PROBLEM TO WORK ON: Retype the data that follows line by line, exactly, and leave its pictures out.

ENTRIES SHOWN:
——

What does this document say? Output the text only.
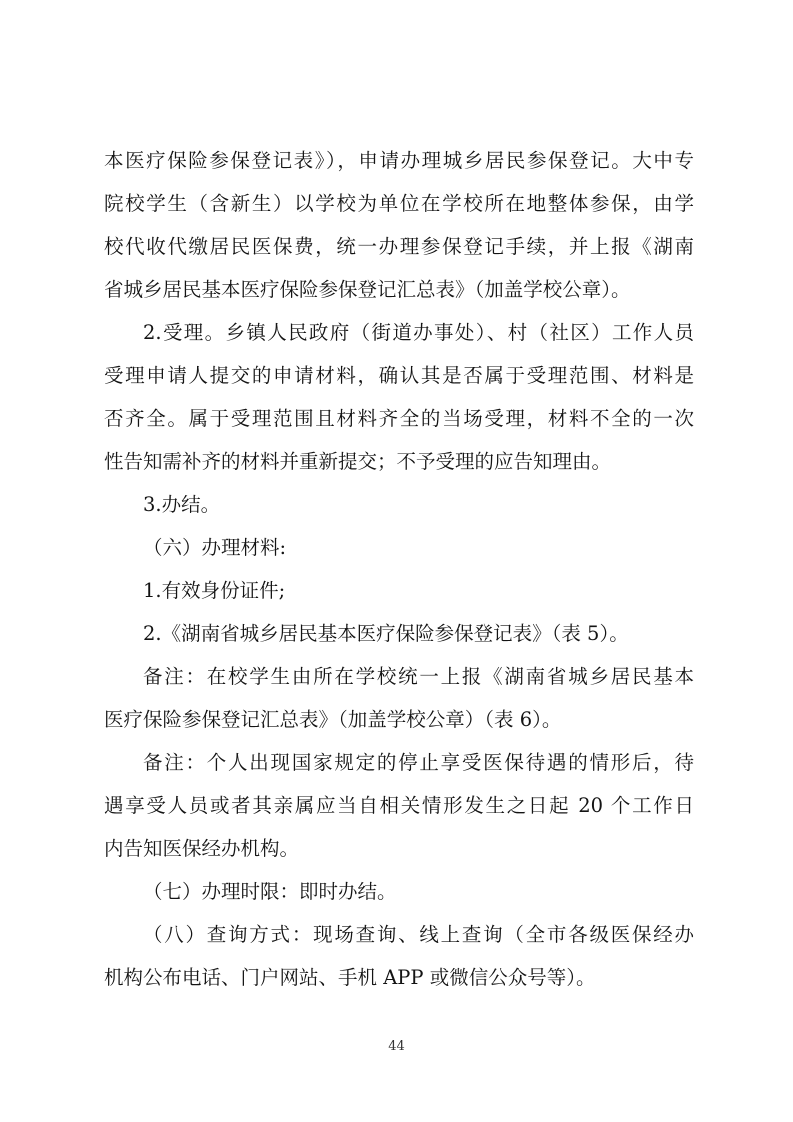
本医疗保险参保登记表》），申请办理城乡居民参保登记。大中专
院校学生（含新生）以学校为单位在学校所在地整体参保，由学
校代收代缴居民医保费，统一办理参保登记手续，并上报《湖南
省城乡居民基本医疗保险参保登记汇总表》（加盖学校公章）。
2.受理。乡镇人民政府（街道办事处）、村（社区）工作人员
受理申请人提交的申请材料，确认其是否属于受理范围、材料是
否齐全。属于受理范围且材料齐全的当场受理，材料不全的一次
性告知需补齐的材料并重新提交；不予受理的应告知理由。
3.办结。
（六）办理材料:
1.有效身份证件;
2.《湖南省城乡居民基本医疗保险参保登记表》（表 5）。
备注：在校学生由所在学校统一上报《湖南省城乡居民基本
医疗保险参保登记汇总表》（加盖学校公章）（表 6）。
备注：个人出现国家规定的停止享受医保待遇的情形后，待
遇享受人员或者其亲属应当自相关情形发生之日起 20 个工作日
内告知医保经办机构。
（七）办理时限：即时办结。
（八）查询方式：现场查询、线上查询（全市各级医保经办
机构公布电话、门户网站、手机 APP 或微信公众号等）。
44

——

OUTPUT FOR THIS EXERCISE:
What does this document say? Output the text only.
本医疗保险参保登记表》），申请办理城乡居民参保登记。大中专
院校学生（含新生）以学校为单位在学校所在地整体参保，由学
校代收代缴居民医保费，统一办理参保登记手续，并上报《湖南
省城乡居民基本医疗保险参保登记汇总表》（加盖学校公章）。
2.受理。乡镇人民政府（街道办事处）、村（社区）工作人员
受理申请人提交的申请材料，确认其是否属于受理范围、材料是
否齐全。属于受理范围且材料齐全的当场受理，材料不全的一次
性告知需补齐的材料并重新提交；不予受理的应告知理由。
3.办结。
（六）办理材料:
1.有效身份证件;
2.《湖南省城乡居民基本医疗保险参保登记表》（表 5）。
备注：在校学生由所在学校统一上报《湖南省城乡居民基本
医疗保险参保登记汇总表》（加盖学校公章）（表 6）。
备注：个人出现国家规定的停止享受医保待遇的情形后，待
遇享受人员或者其亲属应当自相关情形发生之日起 20 个工作日
内告知医保经办机构。
（七）办理时限：即时办结。
（八）查询方式：现场查询、线上查询（全市各级医保经办
机构公布电话、门户网站、手机 APP 或微信公众号等）。
44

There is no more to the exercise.